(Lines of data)
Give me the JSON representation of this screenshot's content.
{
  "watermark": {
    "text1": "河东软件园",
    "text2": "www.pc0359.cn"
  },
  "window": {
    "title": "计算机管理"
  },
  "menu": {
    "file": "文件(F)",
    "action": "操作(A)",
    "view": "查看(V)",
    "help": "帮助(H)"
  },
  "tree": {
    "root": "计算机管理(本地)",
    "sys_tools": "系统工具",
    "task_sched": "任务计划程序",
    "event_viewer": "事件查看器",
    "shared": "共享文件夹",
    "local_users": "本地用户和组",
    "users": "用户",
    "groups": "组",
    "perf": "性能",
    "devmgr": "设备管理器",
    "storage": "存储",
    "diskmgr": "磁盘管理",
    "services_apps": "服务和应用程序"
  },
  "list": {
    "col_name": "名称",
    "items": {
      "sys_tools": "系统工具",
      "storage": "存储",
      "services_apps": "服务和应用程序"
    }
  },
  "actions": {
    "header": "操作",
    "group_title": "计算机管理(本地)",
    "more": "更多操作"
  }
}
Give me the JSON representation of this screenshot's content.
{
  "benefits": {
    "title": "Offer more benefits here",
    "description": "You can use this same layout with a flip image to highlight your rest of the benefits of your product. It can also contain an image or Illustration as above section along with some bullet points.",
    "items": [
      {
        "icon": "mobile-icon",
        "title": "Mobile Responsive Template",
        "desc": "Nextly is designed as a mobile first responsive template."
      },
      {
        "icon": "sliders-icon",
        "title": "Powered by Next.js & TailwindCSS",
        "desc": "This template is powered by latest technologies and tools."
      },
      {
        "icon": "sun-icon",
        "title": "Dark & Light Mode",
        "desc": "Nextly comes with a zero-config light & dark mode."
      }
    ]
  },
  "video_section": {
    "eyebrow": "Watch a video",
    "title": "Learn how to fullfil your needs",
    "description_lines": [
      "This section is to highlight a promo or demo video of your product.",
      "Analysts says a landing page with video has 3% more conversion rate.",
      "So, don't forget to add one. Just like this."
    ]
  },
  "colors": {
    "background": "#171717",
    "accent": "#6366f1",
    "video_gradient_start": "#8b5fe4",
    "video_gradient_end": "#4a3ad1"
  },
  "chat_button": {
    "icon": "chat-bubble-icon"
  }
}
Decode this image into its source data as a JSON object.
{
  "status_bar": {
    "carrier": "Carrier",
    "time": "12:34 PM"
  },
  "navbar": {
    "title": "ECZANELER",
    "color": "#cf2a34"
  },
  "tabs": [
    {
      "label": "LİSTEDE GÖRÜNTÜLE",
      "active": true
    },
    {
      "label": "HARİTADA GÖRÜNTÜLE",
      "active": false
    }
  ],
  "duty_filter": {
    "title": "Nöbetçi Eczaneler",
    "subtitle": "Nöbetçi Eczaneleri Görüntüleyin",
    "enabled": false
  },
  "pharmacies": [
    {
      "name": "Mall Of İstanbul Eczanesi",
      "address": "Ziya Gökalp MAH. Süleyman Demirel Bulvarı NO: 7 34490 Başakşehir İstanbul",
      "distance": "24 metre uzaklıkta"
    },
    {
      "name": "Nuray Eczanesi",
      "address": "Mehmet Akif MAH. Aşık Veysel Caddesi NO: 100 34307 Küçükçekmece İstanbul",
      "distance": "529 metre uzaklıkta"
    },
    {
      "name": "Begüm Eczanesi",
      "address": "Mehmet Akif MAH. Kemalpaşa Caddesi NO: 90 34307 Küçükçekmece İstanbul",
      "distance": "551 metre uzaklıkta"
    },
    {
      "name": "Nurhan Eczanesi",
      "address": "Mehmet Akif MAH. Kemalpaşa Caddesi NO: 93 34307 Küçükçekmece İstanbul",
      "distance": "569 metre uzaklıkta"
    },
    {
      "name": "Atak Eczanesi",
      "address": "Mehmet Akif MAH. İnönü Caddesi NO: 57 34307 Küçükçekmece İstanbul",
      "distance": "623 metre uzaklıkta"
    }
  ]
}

◆ **Written request**
What is the number of lines in the records that contain the string "Eczanesi"? Give only that number.

◆ **Result of the task**
5